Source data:

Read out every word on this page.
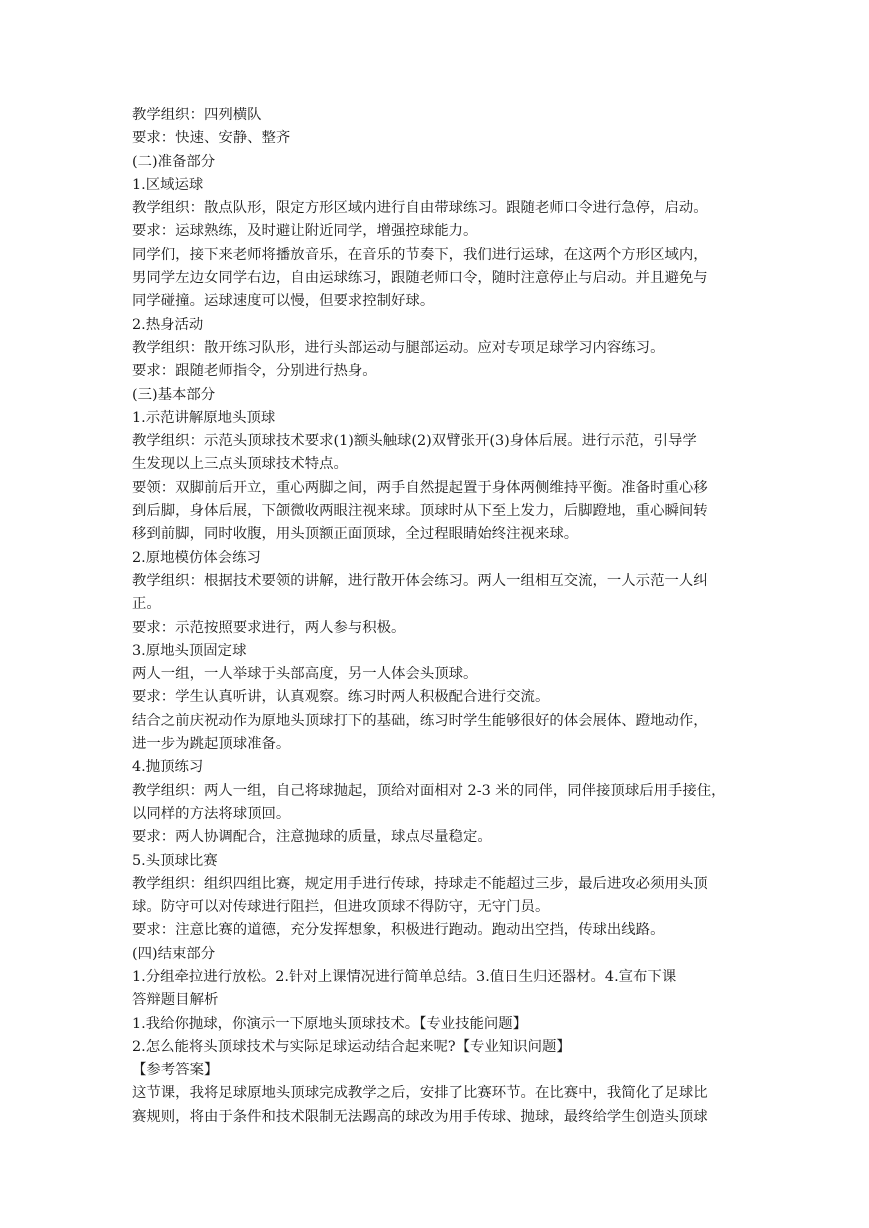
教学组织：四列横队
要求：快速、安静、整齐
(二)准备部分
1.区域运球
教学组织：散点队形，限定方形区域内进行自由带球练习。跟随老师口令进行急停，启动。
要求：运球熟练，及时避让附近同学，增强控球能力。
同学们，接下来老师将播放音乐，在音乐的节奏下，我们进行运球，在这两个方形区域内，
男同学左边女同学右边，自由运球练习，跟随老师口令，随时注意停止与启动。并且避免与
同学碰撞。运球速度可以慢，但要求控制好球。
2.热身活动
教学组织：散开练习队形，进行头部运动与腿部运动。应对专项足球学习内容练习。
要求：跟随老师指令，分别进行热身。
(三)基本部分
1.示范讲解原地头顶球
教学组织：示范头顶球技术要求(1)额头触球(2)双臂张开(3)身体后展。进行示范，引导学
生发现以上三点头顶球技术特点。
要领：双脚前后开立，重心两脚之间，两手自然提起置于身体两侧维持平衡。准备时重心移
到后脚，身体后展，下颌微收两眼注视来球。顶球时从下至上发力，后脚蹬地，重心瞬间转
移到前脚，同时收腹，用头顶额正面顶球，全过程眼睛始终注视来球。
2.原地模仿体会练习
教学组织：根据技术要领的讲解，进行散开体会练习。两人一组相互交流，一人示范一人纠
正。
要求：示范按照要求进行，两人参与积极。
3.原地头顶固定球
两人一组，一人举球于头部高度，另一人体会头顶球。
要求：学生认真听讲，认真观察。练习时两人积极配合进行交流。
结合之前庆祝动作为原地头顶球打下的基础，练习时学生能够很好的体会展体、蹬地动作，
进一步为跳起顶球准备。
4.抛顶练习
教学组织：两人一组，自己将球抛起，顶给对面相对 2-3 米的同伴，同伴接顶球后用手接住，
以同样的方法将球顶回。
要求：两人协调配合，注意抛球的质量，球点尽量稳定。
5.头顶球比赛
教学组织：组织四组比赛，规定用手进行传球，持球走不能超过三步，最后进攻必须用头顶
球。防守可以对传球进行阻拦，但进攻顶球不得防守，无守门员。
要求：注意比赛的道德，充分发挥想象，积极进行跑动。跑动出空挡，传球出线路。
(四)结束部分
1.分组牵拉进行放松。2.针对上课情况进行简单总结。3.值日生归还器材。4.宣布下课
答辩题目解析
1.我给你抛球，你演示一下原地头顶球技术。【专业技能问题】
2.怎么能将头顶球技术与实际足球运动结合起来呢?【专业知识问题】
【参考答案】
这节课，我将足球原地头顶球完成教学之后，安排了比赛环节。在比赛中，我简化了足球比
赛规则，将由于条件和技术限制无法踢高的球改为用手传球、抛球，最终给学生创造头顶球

--

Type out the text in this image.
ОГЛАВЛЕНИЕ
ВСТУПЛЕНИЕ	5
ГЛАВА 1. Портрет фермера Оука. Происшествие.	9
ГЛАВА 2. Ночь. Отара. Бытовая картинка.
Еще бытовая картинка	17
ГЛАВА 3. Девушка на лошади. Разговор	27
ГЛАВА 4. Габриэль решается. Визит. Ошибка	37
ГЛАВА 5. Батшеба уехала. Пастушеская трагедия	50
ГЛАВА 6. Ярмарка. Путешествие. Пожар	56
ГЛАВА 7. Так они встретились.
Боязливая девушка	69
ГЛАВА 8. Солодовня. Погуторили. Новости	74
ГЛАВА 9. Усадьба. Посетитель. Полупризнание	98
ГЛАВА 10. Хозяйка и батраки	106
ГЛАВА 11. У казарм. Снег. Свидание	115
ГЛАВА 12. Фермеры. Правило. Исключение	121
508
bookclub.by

DIRECTIVE - Count every line in the data that contains the word "ГЛАВА", then give that count and nothing else.

RESULT - 12